— To be done —
Extract all lines that hold "Ihres" from the records below.

— Material —
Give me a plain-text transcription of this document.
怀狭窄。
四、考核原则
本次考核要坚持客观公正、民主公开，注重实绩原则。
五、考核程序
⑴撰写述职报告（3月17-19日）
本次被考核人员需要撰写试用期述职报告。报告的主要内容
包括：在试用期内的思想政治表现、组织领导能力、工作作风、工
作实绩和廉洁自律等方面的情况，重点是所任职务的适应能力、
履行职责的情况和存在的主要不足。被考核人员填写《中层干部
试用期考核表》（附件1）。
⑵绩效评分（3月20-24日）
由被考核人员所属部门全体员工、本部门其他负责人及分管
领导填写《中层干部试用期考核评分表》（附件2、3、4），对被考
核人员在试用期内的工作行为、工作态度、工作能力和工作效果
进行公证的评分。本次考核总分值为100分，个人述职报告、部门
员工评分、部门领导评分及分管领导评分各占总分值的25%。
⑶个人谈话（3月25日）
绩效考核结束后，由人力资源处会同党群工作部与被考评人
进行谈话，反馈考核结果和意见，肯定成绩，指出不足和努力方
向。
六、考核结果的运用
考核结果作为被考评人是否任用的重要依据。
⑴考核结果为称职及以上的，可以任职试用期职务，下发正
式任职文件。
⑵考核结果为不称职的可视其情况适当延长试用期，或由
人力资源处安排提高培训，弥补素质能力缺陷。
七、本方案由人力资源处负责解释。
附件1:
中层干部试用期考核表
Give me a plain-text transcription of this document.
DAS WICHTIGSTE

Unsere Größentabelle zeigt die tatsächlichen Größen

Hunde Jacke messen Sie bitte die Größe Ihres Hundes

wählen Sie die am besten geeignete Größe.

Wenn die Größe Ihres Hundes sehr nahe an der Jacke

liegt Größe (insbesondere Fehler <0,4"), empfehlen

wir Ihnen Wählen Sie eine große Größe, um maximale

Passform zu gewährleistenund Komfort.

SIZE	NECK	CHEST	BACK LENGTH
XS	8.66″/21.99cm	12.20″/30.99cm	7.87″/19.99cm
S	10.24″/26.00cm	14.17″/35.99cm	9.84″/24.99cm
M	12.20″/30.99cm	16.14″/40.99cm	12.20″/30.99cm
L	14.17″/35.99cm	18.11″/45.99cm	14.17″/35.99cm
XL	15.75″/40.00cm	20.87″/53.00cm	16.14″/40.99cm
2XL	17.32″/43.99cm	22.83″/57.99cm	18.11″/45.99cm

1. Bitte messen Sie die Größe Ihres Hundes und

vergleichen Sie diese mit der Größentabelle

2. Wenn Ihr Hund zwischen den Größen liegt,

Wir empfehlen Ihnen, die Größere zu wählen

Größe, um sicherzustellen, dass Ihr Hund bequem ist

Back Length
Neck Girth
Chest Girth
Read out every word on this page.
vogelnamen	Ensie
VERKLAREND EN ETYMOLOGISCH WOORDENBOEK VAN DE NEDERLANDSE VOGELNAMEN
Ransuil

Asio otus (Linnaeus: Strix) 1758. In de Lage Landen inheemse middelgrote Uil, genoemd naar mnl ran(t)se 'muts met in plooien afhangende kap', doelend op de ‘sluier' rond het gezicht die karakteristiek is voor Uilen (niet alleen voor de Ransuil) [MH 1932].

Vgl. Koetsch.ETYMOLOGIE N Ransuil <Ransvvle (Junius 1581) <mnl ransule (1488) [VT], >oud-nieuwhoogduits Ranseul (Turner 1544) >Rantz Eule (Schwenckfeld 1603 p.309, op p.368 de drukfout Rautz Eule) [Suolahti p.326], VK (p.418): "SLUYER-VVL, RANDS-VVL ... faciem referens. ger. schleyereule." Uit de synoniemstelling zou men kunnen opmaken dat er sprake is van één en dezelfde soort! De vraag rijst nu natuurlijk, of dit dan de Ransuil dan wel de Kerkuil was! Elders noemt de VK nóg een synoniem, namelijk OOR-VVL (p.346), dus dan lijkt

— The output —
Hunde Jacke messen Sie bitte die Größe Ihres Hundes
Wenn die Größe Ihres Hundes sehr nahe an der Jacke
1. Bitte messen Sie die Größe Ihres Hundes und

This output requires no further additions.